(Dataset items)
****************

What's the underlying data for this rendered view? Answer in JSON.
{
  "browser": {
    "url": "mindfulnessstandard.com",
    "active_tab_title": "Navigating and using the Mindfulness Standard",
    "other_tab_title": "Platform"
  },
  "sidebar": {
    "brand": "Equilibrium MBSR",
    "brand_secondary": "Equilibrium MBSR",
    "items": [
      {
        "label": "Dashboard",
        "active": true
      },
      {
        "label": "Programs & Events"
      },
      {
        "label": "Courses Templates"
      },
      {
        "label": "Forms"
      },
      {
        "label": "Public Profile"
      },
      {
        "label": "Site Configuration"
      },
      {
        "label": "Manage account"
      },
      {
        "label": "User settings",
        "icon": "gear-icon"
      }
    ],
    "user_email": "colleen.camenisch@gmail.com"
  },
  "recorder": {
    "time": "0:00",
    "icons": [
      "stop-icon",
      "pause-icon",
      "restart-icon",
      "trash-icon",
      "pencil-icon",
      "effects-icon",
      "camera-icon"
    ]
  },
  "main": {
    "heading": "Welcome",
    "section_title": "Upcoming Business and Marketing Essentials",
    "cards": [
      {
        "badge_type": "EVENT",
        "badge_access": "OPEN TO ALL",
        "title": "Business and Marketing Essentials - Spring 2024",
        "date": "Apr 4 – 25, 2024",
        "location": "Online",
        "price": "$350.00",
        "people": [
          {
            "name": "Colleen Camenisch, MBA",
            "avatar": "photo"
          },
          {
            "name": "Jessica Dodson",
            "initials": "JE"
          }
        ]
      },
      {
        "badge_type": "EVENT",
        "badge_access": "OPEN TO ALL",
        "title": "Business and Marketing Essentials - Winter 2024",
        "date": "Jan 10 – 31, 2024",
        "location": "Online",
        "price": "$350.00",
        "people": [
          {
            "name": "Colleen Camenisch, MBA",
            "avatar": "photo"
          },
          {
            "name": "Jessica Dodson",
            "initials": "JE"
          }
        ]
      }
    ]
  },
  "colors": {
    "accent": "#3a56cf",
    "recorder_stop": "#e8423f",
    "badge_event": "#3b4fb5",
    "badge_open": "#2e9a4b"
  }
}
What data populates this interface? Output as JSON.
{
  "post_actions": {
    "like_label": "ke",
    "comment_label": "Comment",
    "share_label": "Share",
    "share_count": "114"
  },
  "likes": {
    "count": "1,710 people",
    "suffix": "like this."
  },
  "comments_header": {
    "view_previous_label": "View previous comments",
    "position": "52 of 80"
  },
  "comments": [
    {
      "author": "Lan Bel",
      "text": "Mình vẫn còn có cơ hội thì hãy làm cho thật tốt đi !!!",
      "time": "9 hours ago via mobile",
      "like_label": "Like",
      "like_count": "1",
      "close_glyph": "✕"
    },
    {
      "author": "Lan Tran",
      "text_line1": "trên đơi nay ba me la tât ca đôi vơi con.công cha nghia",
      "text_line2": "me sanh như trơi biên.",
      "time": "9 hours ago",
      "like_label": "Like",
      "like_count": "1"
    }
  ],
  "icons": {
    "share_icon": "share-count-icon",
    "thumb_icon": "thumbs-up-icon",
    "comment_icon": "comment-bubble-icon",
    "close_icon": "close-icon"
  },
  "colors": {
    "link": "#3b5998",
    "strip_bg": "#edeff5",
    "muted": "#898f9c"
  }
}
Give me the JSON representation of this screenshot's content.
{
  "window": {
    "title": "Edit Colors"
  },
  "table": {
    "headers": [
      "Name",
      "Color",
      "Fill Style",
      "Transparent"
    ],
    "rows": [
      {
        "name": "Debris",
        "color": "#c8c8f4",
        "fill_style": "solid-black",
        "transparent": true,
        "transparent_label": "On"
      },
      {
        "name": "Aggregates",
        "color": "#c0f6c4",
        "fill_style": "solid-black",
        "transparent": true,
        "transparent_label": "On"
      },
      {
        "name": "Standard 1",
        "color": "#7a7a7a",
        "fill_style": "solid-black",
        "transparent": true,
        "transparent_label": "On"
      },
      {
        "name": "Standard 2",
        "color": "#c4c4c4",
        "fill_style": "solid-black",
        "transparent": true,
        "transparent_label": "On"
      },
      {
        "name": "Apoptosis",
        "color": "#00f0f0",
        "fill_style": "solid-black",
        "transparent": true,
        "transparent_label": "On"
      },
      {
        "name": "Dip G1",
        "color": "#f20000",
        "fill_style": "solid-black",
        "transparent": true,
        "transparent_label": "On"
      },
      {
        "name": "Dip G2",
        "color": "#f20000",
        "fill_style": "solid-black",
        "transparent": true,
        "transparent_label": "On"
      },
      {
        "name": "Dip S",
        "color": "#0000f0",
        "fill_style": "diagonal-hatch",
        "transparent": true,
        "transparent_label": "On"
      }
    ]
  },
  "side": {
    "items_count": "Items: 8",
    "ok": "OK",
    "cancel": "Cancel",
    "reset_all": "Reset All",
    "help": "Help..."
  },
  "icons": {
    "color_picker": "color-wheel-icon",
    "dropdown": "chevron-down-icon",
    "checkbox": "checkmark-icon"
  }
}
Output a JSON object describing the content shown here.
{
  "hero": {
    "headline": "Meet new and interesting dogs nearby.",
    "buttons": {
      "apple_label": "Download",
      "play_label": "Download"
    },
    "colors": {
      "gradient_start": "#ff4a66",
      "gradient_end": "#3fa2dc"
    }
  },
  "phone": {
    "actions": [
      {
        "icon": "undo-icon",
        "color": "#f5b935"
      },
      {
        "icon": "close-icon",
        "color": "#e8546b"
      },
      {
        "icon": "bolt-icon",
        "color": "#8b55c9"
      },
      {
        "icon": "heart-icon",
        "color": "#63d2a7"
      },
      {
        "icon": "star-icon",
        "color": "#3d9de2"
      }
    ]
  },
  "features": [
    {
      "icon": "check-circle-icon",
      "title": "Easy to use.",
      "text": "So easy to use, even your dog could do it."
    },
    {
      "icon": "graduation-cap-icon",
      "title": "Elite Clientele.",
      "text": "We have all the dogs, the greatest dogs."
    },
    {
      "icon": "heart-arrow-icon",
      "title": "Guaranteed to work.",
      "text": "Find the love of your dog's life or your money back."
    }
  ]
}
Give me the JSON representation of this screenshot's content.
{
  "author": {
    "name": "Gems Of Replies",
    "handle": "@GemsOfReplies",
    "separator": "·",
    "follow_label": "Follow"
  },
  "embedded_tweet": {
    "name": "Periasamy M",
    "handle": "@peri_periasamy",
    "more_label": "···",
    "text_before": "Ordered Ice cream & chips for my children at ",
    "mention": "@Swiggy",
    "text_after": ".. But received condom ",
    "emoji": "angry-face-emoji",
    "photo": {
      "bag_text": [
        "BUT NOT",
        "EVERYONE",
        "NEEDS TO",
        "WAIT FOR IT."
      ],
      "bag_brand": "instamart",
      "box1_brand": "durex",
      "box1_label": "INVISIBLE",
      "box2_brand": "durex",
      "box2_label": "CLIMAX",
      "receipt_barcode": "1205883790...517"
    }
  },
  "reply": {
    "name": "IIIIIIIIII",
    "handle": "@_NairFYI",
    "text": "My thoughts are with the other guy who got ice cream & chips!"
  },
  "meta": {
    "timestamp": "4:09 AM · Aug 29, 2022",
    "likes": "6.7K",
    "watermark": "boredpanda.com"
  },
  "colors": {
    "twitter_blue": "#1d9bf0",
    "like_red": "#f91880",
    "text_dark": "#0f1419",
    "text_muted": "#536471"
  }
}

****************

### [Work to do]
Every line of the data above should be copied exactly.

### [Reply]
What's the underlying data for this rendered view? Answer in JSON.
{
  "browser": {
    "url": "mindfulnessstandard.com",
    "active_tab_title": "Navigating and using the Mindfulness Standard",
    "other_tab_title": "Platform"
  },
  "sidebar": {
    "brand": "Equilibrium MBSR",
    "brand_secondary": "Equilibrium MBSR",
    "items": [
      {
        "label": "Dashboard",
        "active": true
      },
      {
        "label": "Programs & Events"
      },
      {
        "label": "Courses Templates"
      },
      {
        "label": "Forms"
      },
      {
        "label": "Public Profile"
      },
      {
        "label": "Site Configuration"
      },
      {
        "label": "Manage account"
      },
      {
        "label": "User settings",
        "icon": "gear-icon"
      }
    ],
    "user_email": "colleen.camenisch@gmail.com"
  },
  "recorder": {
    "time": "0:00",
    "icons": [
      "stop-icon",
      "pause-icon",
      "restart-icon",
      "trash-icon",
      "pencil-icon",
      "effects-icon",
      "camera-icon"
    ]
  },
  "main": {
    "heading": "Welcome",
    "section_title": "Upcoming Business and Marketing Essentials",
    "cards": [
      {
        "badge_type": "EVENT",
        "badge_access": "OPEN TO ALL",
        "title": "Business and Marketing Essentials - Spring 2024",
        "date": "Apr 4 – 25, 2024",
        "location": "Online",
        "price": "$350.00",
        "people": [
          {
            "name": "Colleen Camenisch, MBA",
            "avatar": "photo"
          },
          {
            "name": "Jessica Dodson",
            "initials": "JE"
          }
        ]
      },
      {
        "badge_type": "EVENT",
        "badge_access": "OPEN TO ALL",
        "title": "Business and Marketing Essentials - Winter 2024",
        "date": "Jan 10 – 31, 2024",
        "location": "Online",
        "price": "$350.00",
        "people": [
          {
            "name": "Colleen Camenisch, MBA",
            "avatar": "photo"
          },
          {
            "name": "Jessica Dodson",
            "initials": "JE"
          }
        ]
      }
    ]
  },
  "colors": {
    "accent": "#3a56cf",
    "recorder_stop": "#e8423f",
    "badge_event": "#3b4fb5",
    "badge_open": "#2e9a4b"
  }
}
What data populates this interface? Output as JSON.
{
  "post_actions": {
    "like_label": "ke",
    "comment_label": "Comment",
    "share_label": "Share",
    "share_count": "114"
  },
  "likes": {
    "count": "1,710 people",
    "suffix": "like this."
  },
  "comments_header": {
    "view_previous_label": "View previous comments",
    "position": "52 of 80"
  },
  "comments": [
    {
      "author": "Lan Bel",
      "text": "Mình vẫn còn có cơ hội thì hãy làm cho thật tốt đi !!!",
      "time": "9 hours ago via mobile",
      "like_label": "Like",
      "like_count": "1",
      "close_glyph": "✕"
    },
    {
      "author": "Lan Tran",
      "text_line1": "trên đơi nay ba me la tât ca đôi vơi con.công cha nghia",
      "text_line2": "me sanh như trơi biên.",
      "time": "9 hours ago",
      "like_label": "Like",
      "like_count": "1"
    }
  ],
  "icons": {
    "share_icon": "share-count-icon",
    "thumb_icon": "thumbs-up-icon",
    "comment_icon": "comment-bubble-icon",
    "close_icon": "close-icon"
  },
  "colors": {
    "link": "#3b5998",
    "strip_bg": "#edeff5",
    "muted": "#898f9c"
  }
}
Give me the JSON representation of this screenshot's content.
{
  "window": {
    "title": "Edit Colors"
  },
  "table": {
    "headers": [
      "Name",
      "Color",
      "Fill Style",
      "Transparent"
    ],
    "rows": [
      {
        "name": "Debris",
        "color": "#c8c8f4",
        "fill_style": "solid-black",
        "transparent": true,
        "transparent_label": "On"
      },
      {
        "name": "Aggregates",
        "color": "#c0f6c4",
        "fill_style": "solid-black",
        "transparent": true,
        "transparent_label": "On"
      },
      {
        "name": "Standard 1",
        "color": "#7a7a7a",
        "fill_style": "solid-black",
        "transparent": true,
        "transparent_label": "On"
      },
      {
        "name": "Standard 2",
        "color": "#c4c4c4",
        "fill_style": "solid-black",
        "transparent": true,
        "transparent_label": "On"
      },
      {
        "name": "Apoptosis",
        "color": "#00f0f0",
        "fill_style": "solid-black",
        "transparent": true,
        "transparent_label": "On"
      },
      {
        "name": "Dip G1",
        "color": "#f20000",
        "fill_style": "solid-black",
        "transparent": true,
        "transparent_label": "On"
      },
      {
        "name": "Dip G2",
        "color": "#f20000",
        "fill_style": "solid-black",
        "transparent": true,
        "transparent_label": "On"
      },
      {
        "name": "Dip S",
        "color": "#0000f0",
        "fill_style": "diagonal-hatch",
        "transparent": true,
        "transparent_label": "On"
      }
    ]
  },
  "side": {
    "items_count": "Items: 8",
    "ok": "OK",
    "cancel": "Cancel",
    "reset_all": "Reset All",
    "help": "Help..."
  },
  "icons": {
    "color_picker": "color-wheel-icon",
    "dropdown": "chevron-down-icon",
    "checkbox": "checkmark-icon"
  }
}
Output a JSON object describing the content shown here.
{
  "hero": {
    "headline": "Meet new and interesting dogs nearby.",
    "buttons": {
      "apple_label": "Download",
      "play_label": "Download"
    },
    "colors": {
      "gradient_start": "#ff4a66",
      "gradient_end": "#3fa2dc"
    }
  },
  "phone": {
    "actions": [
      {
        "icon": "undo-icon",
        "color": "#f5b935"
      },
      {
        "icon": "close-icon",
        "color": "#e8546b"
      },
      {
        "icon": "bolt-icon",
        "color": "#8b55c9"
      },
      {
        "icon": "heart-icon",
        "color": "#63d2a7"
      },
      {
        "icon": "star-icon",
        "color": "#3d9de2"
      }
    ]
  },
  "features": [
    {
      "icon": "check-circle-icon",
      "title": "Easy to use.",
      "text": "So easy to use, even your dog could do it."
    },
    {
      "icon": "graduation-cap-icon",
      "title": "Elite Clientele.",
      "text": "We have all the dogs, the greatest dogs."
    },
    {
      "icon": "heart-arrow-icon",
      "title": "Guaranteed to work.",
      "text": "Find the love of your dog's life or your money back."
    }
  ]
}
Give me the JSON representation of this screenshot's content.
{
  "author": {
    "name": "Gems Of Replies",
    "handle": "@GemsOfReplies",
    "separator": "·",
    "follow_label": "Follow"
  },
  "embedded_tweet": {
    "name": "Periasamy M",
    "handle": "@peri_periasamy",
    "more_label": "···",
    "text_before": "Ordered Ice cream & chips for my children at ",
    "mention": "@Swiggy",
    "text_after": ".. But received condom ",
    "emoji": "angry-face-emoji",
    "photo": {
      "bag_text": [
        "BUT NOT",
        "EVERYONE",
        "NEEDS TO",
        "WAIT FOR IT."
      ],
      "bag_brand": "instamart",
      "box1_brand": "durex",
      "box1_label": "INVISIBLE",
      "box2_brand": "durex",
      "box2_label": "CLIMAX",
      "receipt_barcode": "1205883790...517"
    }
  },
  "reply": {
    "name": "IIIIIIIIII",
    "handle": "@_NairFYI",
    "text": "My thoughts are with the other guy who got ice cream & chips!"
  },
  "meta": {
    "timestamp": "4:09 AM · Aug 29, 2022",
    "likes": "6.7K",
    "watermark": "boredpanda.com"
  },
  "colors": {
    "twitter_blue": "#1d9bf0",
    "like_red": "#f91880",
    "text_dark": "#0f1419",
    "text_muted": "#536471"
  }
}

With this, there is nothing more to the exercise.